TASK DIRECTIONS: Copy each line below that includes "Johansson".

DATASET RECORDS:
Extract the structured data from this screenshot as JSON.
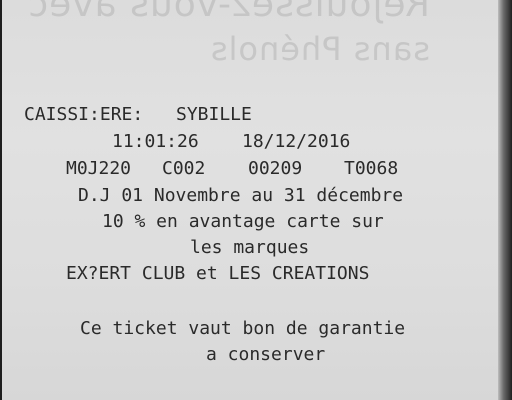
{
  "ghost_text": {
    "line1": "Réjouissez-vous avec",
    "line2": "sans Phénols"
  },
  "receipt": {
    "cashier_label": "CAISSI:ERE:",
    "cashier_name": "SYBILLE",
    "time": "11:01:26",
    "date": "18/12/2016",
    "codes": [
      "M0J220",
      "C002",
      "00209",
      "T0068"
    ],
    "promo_line1": "D.J 01 Novembre au 31 décembre",
    "promo_line2": "10 % en avantage carte sur",
    "promo_line3": "les marques",
    "promo_line4": "EX?ERT CLUB et LES CREATIONS",
    "warranty_line1": "Ce ticket vaut bon de garantie",
    "warranty_line2": "a conserver"
  }
}
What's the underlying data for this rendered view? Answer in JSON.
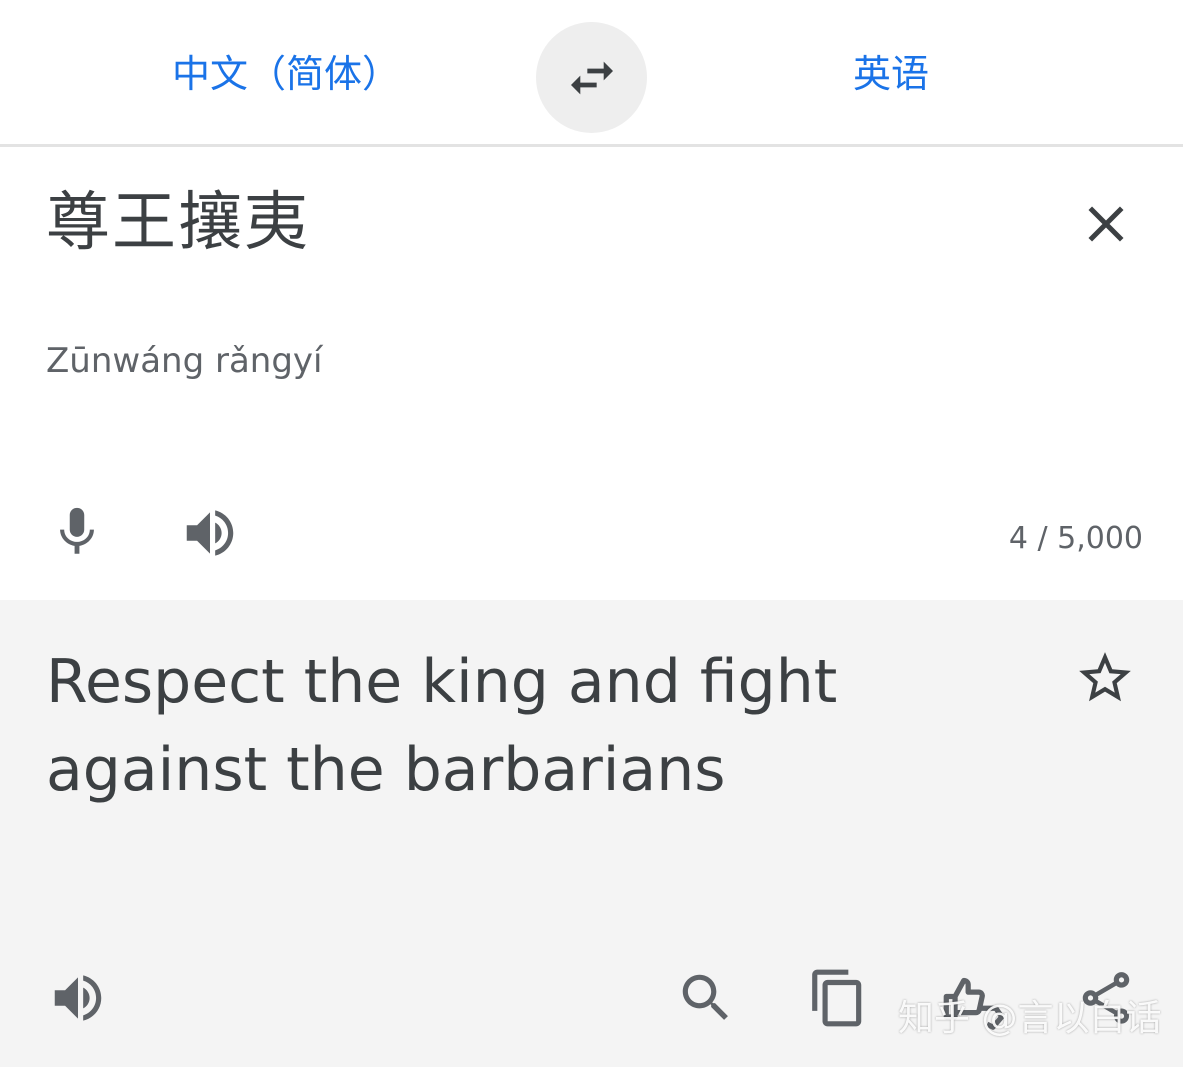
{
  "header": {
    "source_language": "中文（简体）",
    "target_language": "英语"
  },
  "source": {
    "text": "尊王攘夷",
    "transliteration": "Zūnwáng rǎngyí",
    "char_count": "4 / 5,000"
  },
  "result": {
    "text": "Respect the king and fight against the barbarians"
  },
  "watermark": "知乎 @言以白话",
  "colors": {
    "accent": "#1a73e8",
    "text": "#3c4043",
    "icon": "#5f6368",
    "result_bg": "#f4f4f4",
    "swap_bg": "#eeeeee"
  },
  "icons": [
    "swap-icon",
    "close-icon",
    "microphone-icon",
    "speaker-icon",
    "star-icon",
    "search-icon",
    "copy-icon",
    "feedback-icon",
    "share-icon"
  ]
}
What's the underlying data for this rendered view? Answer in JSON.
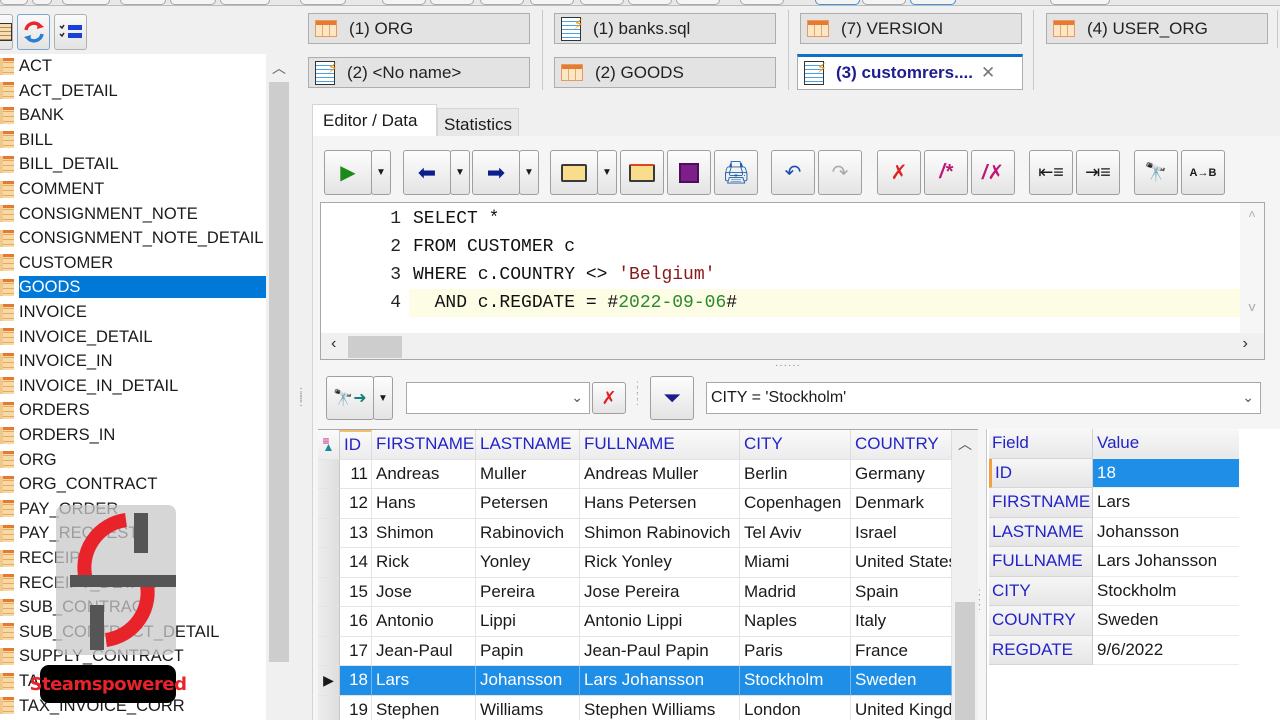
{
  "left_toolbar": {
    "buttons": [
      {
        "name": "clipboard-icon"
      },
      {
        "name": "refresh-icon"
      },
      {
        "name": "checklist-icon"
      }
    ]
  },
  "tables": {
    "items": [
      "ACT",
      "ACT_DETAIL",
      "BANK",
      "BILL",
      "BILL_DETAIL",
      "COMMENT",
      "CONSIGNMENT_NOTE",
      "CONSIGNMENT_NOTE_DETAIL",
      "CUSTOMER",
      "GOODS",
      "INVOICE",
      "INVOICE_DETAIL",
      "INVOICE_IN",
      "INVOICE_IN_DETAIL",
      "ORDERS",
      "ORDERS_IN",
      "ORG",
      "ORG_CONTRACT",
      "PAY_ORDER",
      "PAY_REQUEST",
      "RECEIPT",
      "RECEIPT_DETAIL",
      "SUB_CONTRACT",
      "SUB_CONTRACT_DETAIL",
      "SUPPLY_CONTRACT",
      "TAX_INVOICE",
      "TAX_INVOICE_CORR"
    ],
    "selected": "GOODS"
  },
  "doc_tabs": [
    {
      "label": "(1) ORG",
      "type": "table"
    },
    {
      "label": "(1) banks.sql",
      "type": "sql"
    },
    {
      "label": "(7) VERSION",
      "type": "table"
    },
    {
      "label": "(4) USER_ORG",
      "type": "table"
    },
    {
      "label": "(2) <No name>",
      "type": "sql"
    },
    {
      "label": "(2) GOODS",
      "type": "table"
    },
    {
      "label": "(3) customrers....",
      "type": "sql",
      "active": true
    }
  ],
  "sub_tabs": {
    "editor": "Editor / Data",
    "statistics": "Statistics"
  },
  "sql": {
    "lines": [
      {
        "num": "1",
        "parts": [
          {
            "t": "SELECT *",
            "c": "kw"
          }
        ]
      },
      {
        "num": "2",
        "parts": [
          {
            "t": "FROM CUSTOMER c",
            "c": "kw"
          }
        ]
      },
      {
        "num": "3",
        "parts": [
          {
            "t": "WHERE c.COUNTRY <> ",
            "c": "kw"
          },
          {
            "t": "'Belgium'",
            "c": "str"
          }
        ]
      },
      {
        "num": "4",
        "parts": [
          {
            "t": "  AND c.REGDATE = #",
            "c": "kw"
          },
          {
            "t": "2022-09-06",
            "c": "date"
          },
          {
            "t": "#",
            "c": "kw"
          }
        ]
      }
    ],
    "current_line": 4
  },
  "filter": {
    "search_value": "",
    "filter_value": "CITY = 'Stockholm'"
  },
  "grid": {
    "columns": [
      "ID",
      "FIRSTNAME",
      "LASTNAME",
      "FULLNAME",
      "CITY",
      "COUNTRY"
    ],
    "rows": [
      [
        "11",
        "Andreas",
        "Muller",
        "Andreas Muller",
        "Berlin",
        "Germany"
      ],
      [
        "12",
        "Hans",
        "Petersen",
        "Hans Petersen",
        "Copenhagen",
        "Denmark"
      ],
      [
        "13",
        "Shimon",
        "Rabinovich",
        "Shimon Rabinovich",
        "Tel Aviv",
        "Israel"
      ],
      [
        "14",
        "Rick",
        "Yonley",
        "Rick Yonley",
        "Miami",
        "United States"
      ],
      [
        "15",
        "Jose",
        "Pereira",
        "Jose Pereira",
        "Madrid",
        "Spain"
      ],
      [
        "16",
        "Antonio",
        "Lippi",
        "Antonio Lippi",
        "Naples",
        "Italy"
      ],
      [
        "17",
        "Jean-Paul",
        "Papin",
        "Jean-Paul Papin",
        "Paris",
        "France"
      ],
      [
        "18",
        "Lars",
        "Johansson",
        "Lars Johansson",
        "Stockholm",
        "Sweden"
      ],
      [
        "19",
        "Stephen",
        "Williams",
        "Stephen Williams",
        "London",
        "United Kingdom"
      ]
    ],
    "selected_id": "18"
  },
  "record": {
    "header": [
      "Field",
      "Value"
    ],
    "fields": [
      {
        "field": "ID",
        "value": "18"
      },
      {
        "field": "FIRSTNAME",
        "value": "Lars"
      },
      {
        "field": "LASTNAME",
        "value": "Johansson"
      },
      {
        "field": "FULLNAME",
        "value": "Lars Johansson"
      },
      {
        "field": "CITY",
        "value": "Stockholm"
      },
      {
        "field": "COUNTRY",
        "value": "Sweden"
      },
      {
        "field": "REGDATE",
        "value": "9/6/2022"
      }
    ]
  },
  "watermark": {
    "label": "Steamspowered"
  },
  "colors": {
    "selection": "#0078d7",
    "grid_selection": "#1e8ee6",
    "header_text": "#2323c8",
    "active_tab_border": "#0e6fc9"
  }
}
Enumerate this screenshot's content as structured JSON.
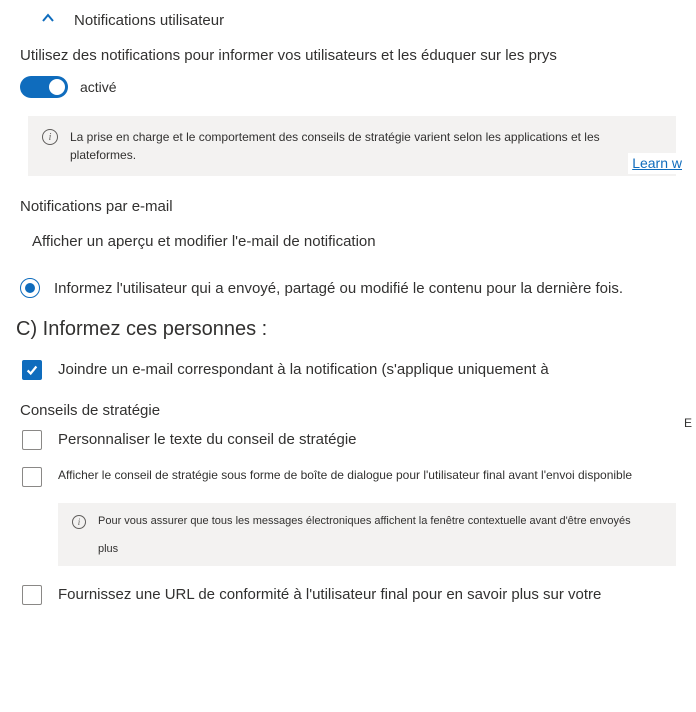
{
  "header": {
    "title": "Notifications utilisateur"
  },
  "description": "Utilisez des notifications pour informer vos utilisateurs et les éduquer sur les prys",
  "toggle": {
    "state_label": "activé"
  },
  "banner1": {
    "text": "La prise en charge et le comportement des conseils de stratégie varient selon les applications et les plateformes.",
    "learn_link": "Learn w"
  },
  "email_section": {
    "heading": "Notifications par e-mail",
    "preview_action": "Afficher un aperçu et modifier l'e-mail de notification"
  },
  "radio": {
    "notify_sender_label": "Informez l'utilisateur qui a envoyé, partagé ou modifié le contenu pour la dernière fois."
  },
  "option_c_heading": "C) Informez ces personnes :",
  "checkboxes": {
    "attach_email_label": "Joindre un e-mail correspondant à la notification (s'applique uniquement à"
  },
  "tips_section": {
    "heading": "Conseils de stratégie",
    "customize_text_label": "Personnaliser le texte du conseil de stratégie",
    "dialog_label": "Afficher le conseil de stratégie sous forme de boîte de dialogue pour l'utilisateur final avant l'envoi disponible",
    "dialog_banner_text": "Pour vous assurer que tous les messages électroniques affichent la fenêtre contextuelle avant d'être envoyés",
    "dialog_banner_more": "plus",
    "compliance_url_label": "Fournissez une URL de conformité à l'utilisateur final pour en savoir plus sur votre"
  },
  "truncation_e": "E"
}
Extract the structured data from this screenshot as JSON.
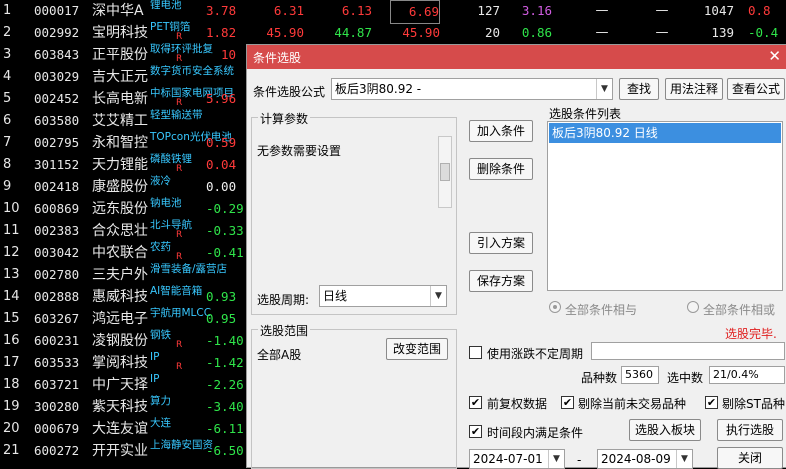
{
  "stocks": [
    {
      "idx": "1",
      "code": "000017",
      "name": "深中华A",
      "tag": "锂电池",
      "mark": "",
      "val": "3.78",
      "val_color": "red",
      "x1": "6.31",
      "x2": "6.13",
      "x3": "6.69",
      "x4": "127",
      "x5": "3.16",
      "x6": "—",
      "x7": "—",
      "x8": "1047",
      "x9": "0.8"
    },
    {
      "idx": "2",
      "code": "002992",
      "name": "宝明科技",
      "tag": "PET铜箔",
      "mark": "R",
      "val": "1.82",
      "val_color": "red",
      "x1": "45.90",
      "x2": "44.87",
      "x3": "45.90",
      "x4": "20",
      "x5": "0.86",
      "x6": "—",
      "x7": "—",
      "x8": "139",
      "x9": "-0.4"
    },
    {
      "idx": "3",
      "code": "603843",
      "name": "正平股份",
      "tag": "取得环评批复",
      "mark": "R",
      "val": "10",
      "val_color": "red"
    },
    {
      "idx": "4",
      "code": "003029",
      "name": "吉大正元",
      "tag": "数字货币安全系统",
      "mark": "",
      "val": "",
      "val_color": "red"
    },
    {
      "idx": "5",
      "code": "002452",
      "name": "长高电新",
      "tag": "中标国家电网项目",
      "mark": "R",
      "val": "5.96",
      "val_color": "red"
    },
    {
      "idx": "6",
      "code": "603580",
      "name": "艾艾精工",
      "tag": "轻型输送带",
      "mark": "",
      "val": "",
      "val_color": "red"
    },
    {
      "idx": "7",
      "code": "002795",
      "name": "永和智控",
      "tag": "TOPcon光伏电池",
      "mark": "",
      "val": "0.59",
      "val_color": "red"
    },
    {
      "idx": "8",
      "code": "301152",
      "name": "天力锂能",
      "tag": "磷酸铁锂",
      "mark": "R",
      "val": "0.04",
      "val_color": "red"
    },
    {
      "idx": "9",
      "code": "002418",
      "name": "康盛股份",
      "tag": "液冷",
      "mark": "",
      "val": "0.00",
      "val_color": "white"
    },
    {
      "idx": "10",
      "code": "600869",
      "name": "远东股份",
      "tag": "钠电池",
      "mark": "",
      "val": "-0.29",
      "val_color": "green"
    },
    {
      "idx": "11",
      "code": "002383",
      "name": "合众思壮",
      "tag": "北斗导航",
      "mark": "R",
      "val": "-0.33",
      "val_color": "green"
    },
    {
      "idx": "12",
      "code": "003042",
      "name": "中农联合",
      "tag": "农药",
      "mark": "R",
      "val": "-0.41",
      "val_color": "green"
    },
    {
      "idx": "13",
      "code": "002780",
      "name": "三夫户外",
      "tag": "滑雪装备/露营店",
      "mark": "",
      "val": "",
      "val_color": "green"
    },
    {
      "idx": "14",
      "code": "002888",
      "name": "惠威科技",
      "tag": "AI智能音箱",
      "mark": "",
      "val": "0.93",
      "val_color": "green"
    },
    {
      "idx": "15",
      "code": "603267",
      "name": "鸿远电子",
      "tag": "宇航用MLCC",
      "mark": "",
      "val": "0.95",
      "val_color": "green"
    },
    {
      "idx": "16",
      "code": "600231",
      "name": "凌钢股份",
      "tag": "钢铁",
      "mark": "R",
      "val": "-1.40",
      "val_color": "green"
    },
    {
      "idx": "17",
      "code": "603533",
      "name": "掌阅科技",
      "tag": "IP",
      "mark": "R",
      "val": "-1.42",
      "val_color": "green"
    },
    {
      "idx": "18",
      "code": "603721",
      "name": "中广天择",
      "tag": "IP",
      "mark": "",
      "val": "-2.26",
      "val_color": "green"
    },
    {
      "idx": "19",
      "code": "300280",
      "name": "紫天科技",
      "tag": "算力",
      "mark": "",
      "val": "-3.40",
      "val_color": "green"
    },
    {
      "idx": "20",
      "code": "000679",
      "name": "大连友谊",
      "tag": "大连",
      "mark": "",
      "val": "-6.11",
      "val_color": "green"
    },
    {
      "idx": "21",
      "code": "600272",
      "name": "开开实业",
      "tag": "上海静安国资",
      "mark": "",
      "val": "-6.50",
      "val_color": "green"
    }
  ],
  "dialog": {
    "title": "条件选股",
    "close_glyph": "✕",
    "formula_label": "条件选股公式",
    "formula_value": "板后3阴80.92  -",
    "find_btn": "查找",
    "usage_btn": "用法注释",
    "view_btn": "查看公式",
    "calc_params_label": "计算参数",
    "no_params_text": "无参数需要设置",
    "add_btn": "加入条件",
    "del_btn": "删除条件",
    "import_btn": "引入方案",
    "save_btn": "保存方案",
    "list_label": "选股条件列表",
    "list_items": [
      "板后3阴80.92  日线"
    ],
    "period_label": "选股周期:",
    "period_value": "日线",
    "radio_and": "全部条件相与",
    "radio_or": "全部条件相或",
    "done_status": "选股完毕.",
    "range_label": "选股范围",
    "range_value": "全部A股",
    "change_range_btn": "改变范围",
    "uncertain_period": "使用涨跌不定周期",
    "total_label": "品种数",
    "total_value": "5360",
    "selected_label": "选中数",
    "selected_value": "21/0.4%",
    "prerestore": "前复权数据",
    "exclude_untraded": "剔除当前未交易品种",
    "exclude_st": "剔除ST品种",
    "time_cond": "时间段内满足条件",
    "to_block_btn": "选股入板块",
    "run_btn": "执行选股",
    "date_from": "2024-07-01",
    "date_sep": "-",
    "date_to": "2024-08-09",
    "close_btn": "关闭",
    "accent_color": "#d64b4b"
  }
}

CORRECT RESPONSE:
        "Johansson",
        "Lars Johansson",
        "value": "Johansson"
        "value": "Lars Johansson"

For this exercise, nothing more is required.